TUJUAN 1:
Jawablah pertanyaan berikut berdasarkan bacaan tentang Srintil dan Rasus.
(a) Menjadi apa Rasus setelah meninggalkan Dukuh Paruk?
(b) Berapa orang perampok yang berhasil ditembak Rasus?
(c) Dari kantor mana datangnya tawaran menari untuk perayaan Agustusan?
TUJUAN 2: Kutiplah bagian bacaan tentang Srintil dan Rasus dari "Kepergian Rasus tanpa" sampai "menari sebagai ronggeng." tanpa mengubah apa pun.

Kepergian Rasus ternyata membekaskan luka yang mendalam di hati Srintil dan kelak besar sekali pengaruhnya terhadap perjalanan hidupnya yang berliku. Rasus yang terluka hatinya memilih meninggalkan Dukuh Paruk dan akhirnya menjadi seorang prajurit atau tentara tanpa pangkat yang gagah.
Dengan ketentaraannya itulah kemudian Rasus memperoleh penghormatan dan penghargaan seluruh orang Dukuh Paruk, lebih-lebih setelah berhasil menembak dua orang perampok yang berniat menjarah rumah Kartareja yang menyimpan harta kekayaan ronggeng Srintil.
Beberapa hari singgah di Dukuh Paruk Rasus sempat menikmati kemanjaan Srintil sepenuhnya. Tapi itu semua tidak menggoyahkan tekadnya yang bulat untuk menjauhi Srintil dan dukuhnya yang miskin. Pada saat fajar merekah, Rasus melangkah gagah tanpa berpamitan pada Srintil yang masih pulas tidurnya.
Kepergian Rasus tanpa pamit sangat mengejutkan dan menyadarkan Srintil bahwa ternyata tidak semua lelaki dapat ditundukkan oleh seorang ronggeng. Setelah kejadian itu Srintil setiap hari tampak murung dan sikap Srintil yang kemudian menimbulkan keheranan orang-orang disekitarnya. Kebanyakan mereka tidak senang menyaksikan kemurungan Srintil, sebab mereka tetap percaya ronggeng Srintil telah menjadi simbol kehidupan Dukuh Paruk. Dalam kurun waktu tertentu, Srintil tetap bertahan tidak ingin menari sebagai ronggeng.
Perlawanan atau pemogokan Srintil masih bertahan ketika datang tawaran menari dari Kantor Kecamatan Dawuan yang akan menggelar pentas kesenian menyambut perayaan Agustusan. Kalau pun pada akhirnya runtuh dan pasrah, bukan semata-mata tergugah untuk kembali tampil menari sebagai seorang ronggeng, melainkan mendengar ancaman Pak Ranu dari Kantor Kecamatan. Srintil menyadari kedudukannya sebagai orang kecil yang tak berhak melawan kekuasaan. Sama sekali ia tidak membayangkan akibat lebih jauh dari penampilannya di panggung perayaan Agustusan yang pada tahun 1964 sengaja dibuat berlebihan oleh orang-orang Partai Komunis Indonesia (PKI). Warna merah dipasang di mana-mana dan muncullah pidato-pidato yang menyebut-nyebut rakyat tertindas, kapitalis, imperalis, dan sejenisnya.

KUTIPAN SUMBER:
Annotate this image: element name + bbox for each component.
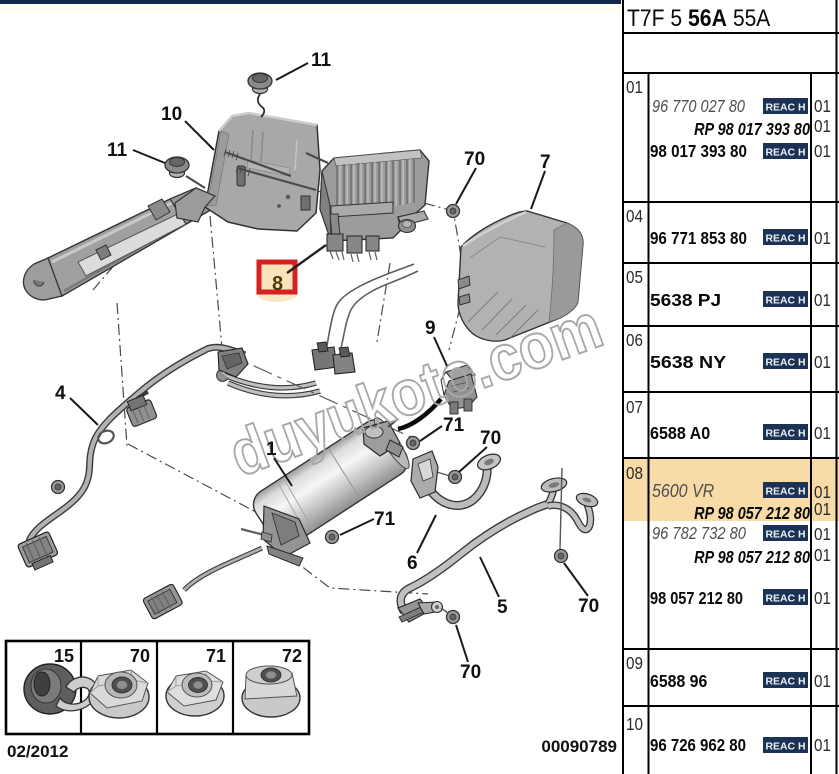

HASIL 1:
(a) Seorang prajurit atau tentara tanpa pangkat yang gagah.
(b) Dua orang.
(c) Kantor Kecamatan Dawuan.

HASIL 2:
Kepergian Rasus tanpa pamit sangat mengejutkan dan menyadarkan Srintil bahwa ternyata tidak semua lelaki dapat ditundukkan oleh seorang ronggeng. Setelah kejadian itu Srintil setiap hari tampak murung dan sikap Srintil yang kemudian menimbulkan keheranan orang-orang disekitarnya. Kebanyakan mereka tidak senang menyaksikan kemurungan Srintil, sebab mereka tetap percaya ronggeng Srintil telah menjadi simbol kehidupan Dukuh Paruk. Dalam kurun waktu tertentu, Srintil tetap bertahan tidak ingin menari sebagai ronggeng.